» **Dataset rows about figures**:
**********

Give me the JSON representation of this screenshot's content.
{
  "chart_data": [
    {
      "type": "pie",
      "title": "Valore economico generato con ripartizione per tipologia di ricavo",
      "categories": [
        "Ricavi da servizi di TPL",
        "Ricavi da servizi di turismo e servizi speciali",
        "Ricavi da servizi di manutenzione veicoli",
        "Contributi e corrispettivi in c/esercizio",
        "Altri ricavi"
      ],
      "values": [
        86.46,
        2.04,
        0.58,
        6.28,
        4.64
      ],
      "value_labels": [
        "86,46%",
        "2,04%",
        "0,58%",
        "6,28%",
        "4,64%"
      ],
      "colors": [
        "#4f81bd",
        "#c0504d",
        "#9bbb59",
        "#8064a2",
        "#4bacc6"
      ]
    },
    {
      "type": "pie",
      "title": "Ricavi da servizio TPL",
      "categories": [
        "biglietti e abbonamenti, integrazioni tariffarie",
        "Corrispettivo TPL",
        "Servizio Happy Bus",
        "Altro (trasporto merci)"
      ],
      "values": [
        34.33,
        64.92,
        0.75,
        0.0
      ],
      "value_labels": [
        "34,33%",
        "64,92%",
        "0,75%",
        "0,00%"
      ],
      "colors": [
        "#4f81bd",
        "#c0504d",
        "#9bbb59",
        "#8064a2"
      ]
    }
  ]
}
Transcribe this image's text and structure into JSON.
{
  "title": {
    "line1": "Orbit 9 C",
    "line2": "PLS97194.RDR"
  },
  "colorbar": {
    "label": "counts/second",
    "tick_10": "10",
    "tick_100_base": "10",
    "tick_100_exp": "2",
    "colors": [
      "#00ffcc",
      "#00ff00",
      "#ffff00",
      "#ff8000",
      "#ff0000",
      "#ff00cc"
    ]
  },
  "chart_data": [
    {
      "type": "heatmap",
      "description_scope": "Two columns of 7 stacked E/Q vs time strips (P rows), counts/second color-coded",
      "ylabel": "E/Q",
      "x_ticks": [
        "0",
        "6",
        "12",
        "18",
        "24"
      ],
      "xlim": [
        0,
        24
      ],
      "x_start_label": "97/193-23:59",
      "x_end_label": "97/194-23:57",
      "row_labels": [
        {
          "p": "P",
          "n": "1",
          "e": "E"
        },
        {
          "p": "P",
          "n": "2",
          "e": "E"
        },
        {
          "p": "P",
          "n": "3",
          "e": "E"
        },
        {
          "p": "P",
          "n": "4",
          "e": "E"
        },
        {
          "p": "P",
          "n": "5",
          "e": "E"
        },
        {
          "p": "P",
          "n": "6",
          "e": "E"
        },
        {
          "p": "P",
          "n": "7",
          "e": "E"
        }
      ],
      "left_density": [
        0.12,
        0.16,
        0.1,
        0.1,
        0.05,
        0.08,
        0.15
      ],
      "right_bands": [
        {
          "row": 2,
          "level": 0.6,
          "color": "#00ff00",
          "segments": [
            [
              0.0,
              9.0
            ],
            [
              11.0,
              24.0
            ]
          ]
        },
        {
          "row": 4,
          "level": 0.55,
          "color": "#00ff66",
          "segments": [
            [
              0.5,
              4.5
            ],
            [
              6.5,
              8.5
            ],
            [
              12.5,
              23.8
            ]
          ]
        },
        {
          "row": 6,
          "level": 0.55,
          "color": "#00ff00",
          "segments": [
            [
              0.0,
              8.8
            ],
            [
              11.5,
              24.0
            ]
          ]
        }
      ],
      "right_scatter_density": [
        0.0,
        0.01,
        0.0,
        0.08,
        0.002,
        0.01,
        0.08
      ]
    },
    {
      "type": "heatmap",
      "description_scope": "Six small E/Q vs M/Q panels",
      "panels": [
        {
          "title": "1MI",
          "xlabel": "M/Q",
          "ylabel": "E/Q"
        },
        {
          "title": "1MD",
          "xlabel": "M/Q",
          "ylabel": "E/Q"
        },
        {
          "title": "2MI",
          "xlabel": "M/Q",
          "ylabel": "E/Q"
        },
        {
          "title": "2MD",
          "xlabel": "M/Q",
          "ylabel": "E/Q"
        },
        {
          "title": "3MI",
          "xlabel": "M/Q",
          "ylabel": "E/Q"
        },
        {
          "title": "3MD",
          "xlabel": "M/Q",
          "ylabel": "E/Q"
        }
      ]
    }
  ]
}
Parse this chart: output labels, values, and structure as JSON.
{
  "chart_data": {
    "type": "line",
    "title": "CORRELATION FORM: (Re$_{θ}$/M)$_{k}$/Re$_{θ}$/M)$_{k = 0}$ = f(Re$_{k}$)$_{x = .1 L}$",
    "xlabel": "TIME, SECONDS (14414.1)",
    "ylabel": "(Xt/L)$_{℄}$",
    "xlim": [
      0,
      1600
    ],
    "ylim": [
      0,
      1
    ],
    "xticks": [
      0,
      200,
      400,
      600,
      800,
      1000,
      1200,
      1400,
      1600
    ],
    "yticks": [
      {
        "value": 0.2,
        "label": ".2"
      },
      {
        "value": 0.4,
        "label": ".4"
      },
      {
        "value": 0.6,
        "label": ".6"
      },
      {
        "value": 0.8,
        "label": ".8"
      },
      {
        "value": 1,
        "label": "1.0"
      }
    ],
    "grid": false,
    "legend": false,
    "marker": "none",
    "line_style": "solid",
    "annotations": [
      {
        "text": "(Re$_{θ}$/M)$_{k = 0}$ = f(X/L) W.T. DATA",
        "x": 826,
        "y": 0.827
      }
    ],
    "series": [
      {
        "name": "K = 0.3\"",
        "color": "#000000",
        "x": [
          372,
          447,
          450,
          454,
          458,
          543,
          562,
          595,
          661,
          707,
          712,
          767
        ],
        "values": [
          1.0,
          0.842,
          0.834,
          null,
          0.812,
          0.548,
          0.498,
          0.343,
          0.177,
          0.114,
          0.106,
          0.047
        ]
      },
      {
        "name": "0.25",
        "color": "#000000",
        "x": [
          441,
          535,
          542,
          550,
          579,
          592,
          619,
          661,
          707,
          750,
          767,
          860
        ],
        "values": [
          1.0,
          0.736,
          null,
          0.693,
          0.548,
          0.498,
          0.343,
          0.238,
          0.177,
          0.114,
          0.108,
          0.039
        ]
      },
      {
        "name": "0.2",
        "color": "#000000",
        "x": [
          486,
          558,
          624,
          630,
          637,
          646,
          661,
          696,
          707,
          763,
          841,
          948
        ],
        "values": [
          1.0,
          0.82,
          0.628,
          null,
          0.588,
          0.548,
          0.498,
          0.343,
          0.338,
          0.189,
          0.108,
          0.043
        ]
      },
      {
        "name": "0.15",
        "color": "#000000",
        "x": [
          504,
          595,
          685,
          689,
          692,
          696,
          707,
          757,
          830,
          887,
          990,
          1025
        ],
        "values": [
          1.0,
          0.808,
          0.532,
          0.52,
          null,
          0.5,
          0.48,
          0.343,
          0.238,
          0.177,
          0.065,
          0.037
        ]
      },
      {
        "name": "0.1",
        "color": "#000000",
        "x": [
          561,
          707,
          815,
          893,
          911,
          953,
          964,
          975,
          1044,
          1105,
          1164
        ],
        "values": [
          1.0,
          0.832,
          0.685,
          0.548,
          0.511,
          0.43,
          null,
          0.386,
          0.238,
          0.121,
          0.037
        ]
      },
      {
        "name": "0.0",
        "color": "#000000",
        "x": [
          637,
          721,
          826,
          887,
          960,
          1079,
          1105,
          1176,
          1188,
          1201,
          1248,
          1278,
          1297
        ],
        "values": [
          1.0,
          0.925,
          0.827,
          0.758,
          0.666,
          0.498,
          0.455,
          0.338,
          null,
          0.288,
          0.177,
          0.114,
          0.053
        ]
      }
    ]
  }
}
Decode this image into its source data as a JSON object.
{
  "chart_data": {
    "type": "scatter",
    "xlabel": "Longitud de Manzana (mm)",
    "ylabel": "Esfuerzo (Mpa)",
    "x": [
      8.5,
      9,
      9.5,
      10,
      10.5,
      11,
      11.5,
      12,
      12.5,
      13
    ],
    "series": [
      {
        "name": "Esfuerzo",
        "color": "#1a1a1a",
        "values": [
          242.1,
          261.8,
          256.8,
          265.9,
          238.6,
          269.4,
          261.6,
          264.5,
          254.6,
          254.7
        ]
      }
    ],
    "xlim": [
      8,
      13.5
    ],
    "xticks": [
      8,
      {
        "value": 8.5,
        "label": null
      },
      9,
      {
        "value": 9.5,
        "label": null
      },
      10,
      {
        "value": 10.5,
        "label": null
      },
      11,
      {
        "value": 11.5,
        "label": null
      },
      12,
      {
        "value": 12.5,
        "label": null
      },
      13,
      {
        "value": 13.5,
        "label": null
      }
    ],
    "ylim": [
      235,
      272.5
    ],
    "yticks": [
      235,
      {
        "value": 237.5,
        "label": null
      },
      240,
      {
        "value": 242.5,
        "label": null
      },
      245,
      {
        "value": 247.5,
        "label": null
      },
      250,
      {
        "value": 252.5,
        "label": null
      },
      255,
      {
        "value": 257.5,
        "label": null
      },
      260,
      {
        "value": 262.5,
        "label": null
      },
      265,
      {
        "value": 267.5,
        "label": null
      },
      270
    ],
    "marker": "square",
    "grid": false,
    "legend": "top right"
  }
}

**********

» **What to work on**:
Give the count of lines holding the word "image", with no other words.

» **Exercise answer**:
2